◆ RECORD EXTRACTS
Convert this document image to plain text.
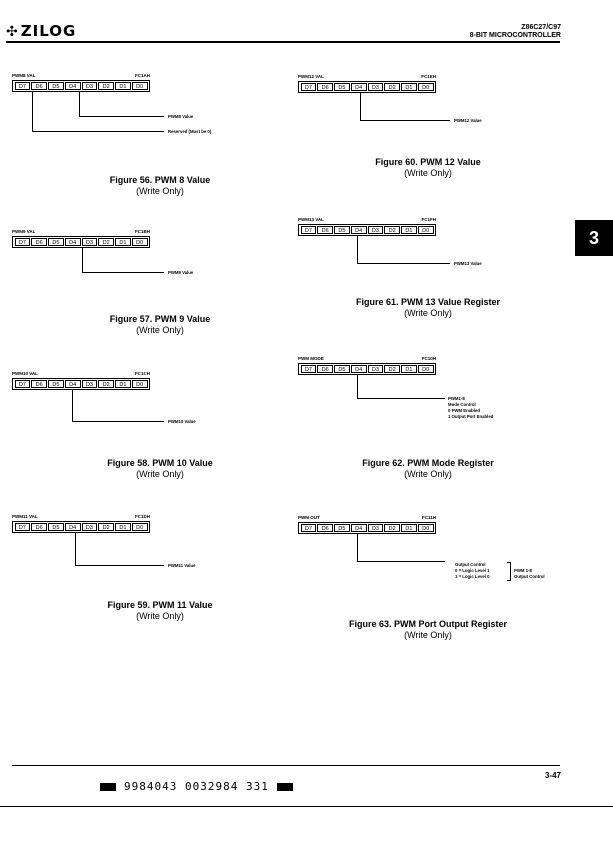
✣ ZILOG	Z86C27/C97
8-BIT MICROCONTROLLER
3
PWM8 VAL	FC1AH
D7	D6	D5	D4	D3	D2	D1	D0
PWM8 Value
Reserved (Must be 0)
Figure 56. PWM 8 Value
(Write Only)
PWM9 VAL	FC1BH
D7	D6	D5	D4	D3	D2	D1	D0
PWM9 Value
Figure 57. PWM 9 Value
(Write Only)
PWM10 VAL	FC1CH
D7	D6	D5	D4	D3	D2	D1	D0
PWM10 Value
Figure 58. PWM 10 Value
(Write Only)
PWM11 VAL	FC1DH
D7	D6	D5	D4	D3	D2	D1	D0
PWM11 Value
Figure 59. PWM 11 Value
(Write Only)
PWM12 VAL	FC1EH
D7	D6	D5	D4	D3	D2	D1	D0
PWM12 Value
Figure 60. PWM 12 Value
(Write Only)
PWM13 VAL	FC1FH
D7	D6	D5	D4	D3	D2	D1	D0
PWM13 Value
Figure 61. PWM 13 Value Register
(Write Only)
PWM MODE	FC10H
D7	D6	D5	D4	D3	D2	D1	D0
PWM1-8
Mode Control
0 PWM Enabled
1 Output Port Enabled
Figure 62. PWM Mode Register
(Write Only)
PWM OUT	FC11H
D7	D6	D5	D4	D3	D2	D1	D0
Output Control
0 = Logic Level 1
1 = Logic Level 0
PWM 1-8
Output Control
Figure 63. PWM Port Output Register
(Write Only)
3-47
9984043 0032984 331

◆ WHAT TO WORK ON
Repeat the records above verbatim, with no pictures in the result.

◆ RESPONSE TO THIS EXERCISE
Convert this document image to plain text.
✣ ZILOG	Z86C27/C97
8-BIT MICROCONTROLLER
3
PWM8 VAL	FC1AH
D7	D6	D5	D4	D3	D2	D1	D0
PWM8 Value
Reserved (Must be 0)
Figure 56. PWM 8 Value
(Write Only)
PWM9 VAL	FC1BH
D7	D6	D5	D4	D3	D2	D1	D0
PWM9 Value
Figure 57. PWM 9 Value
(Write Only)
PWM10 VAL	FC1CH
D7	D6	D5	D4	D3	D2	D1	D0
PWM10 Value
Figure 58. PWM 10 Value
(Write Only)
PWM11 VAL	FC1DH
D7	D6	D5	D4	D3	D2	D1	D0
PWM11 Value
Figure 59. PWM 11 Value
(Write Only)
PWM12 VAL	FC1EH
D7	D6	D5	D4	D3	D2	D1	D0
PWM12 Value
Figure 60. PWM 12 Value
(Write Only)
PWM13 VAL	FC1FH
D7	D6	D5	D4	D3	D2	D1	D0
PWM13 Value
Figure 61. PWM 13 Value Register
(Write Only)
PWM MODE	FC10H
D7	D6	D5	D4	D3	D2	D1	D0
PWM1-8
Mode Control
0 PWM Enabled
1 Output Port Enabled
Figure 62. PWM Mode Register
(Write Only)
PWM OUT	FC11H
D7	D6	D5	D4	D3	D2	D1	D0
Output Control
0 = Logic Level 1
1 = Logic Level 0
PWM 1-8
Output Control
Figure 63. PWM Port Output Register
(Write Only)
3-47
9984043 0032984 331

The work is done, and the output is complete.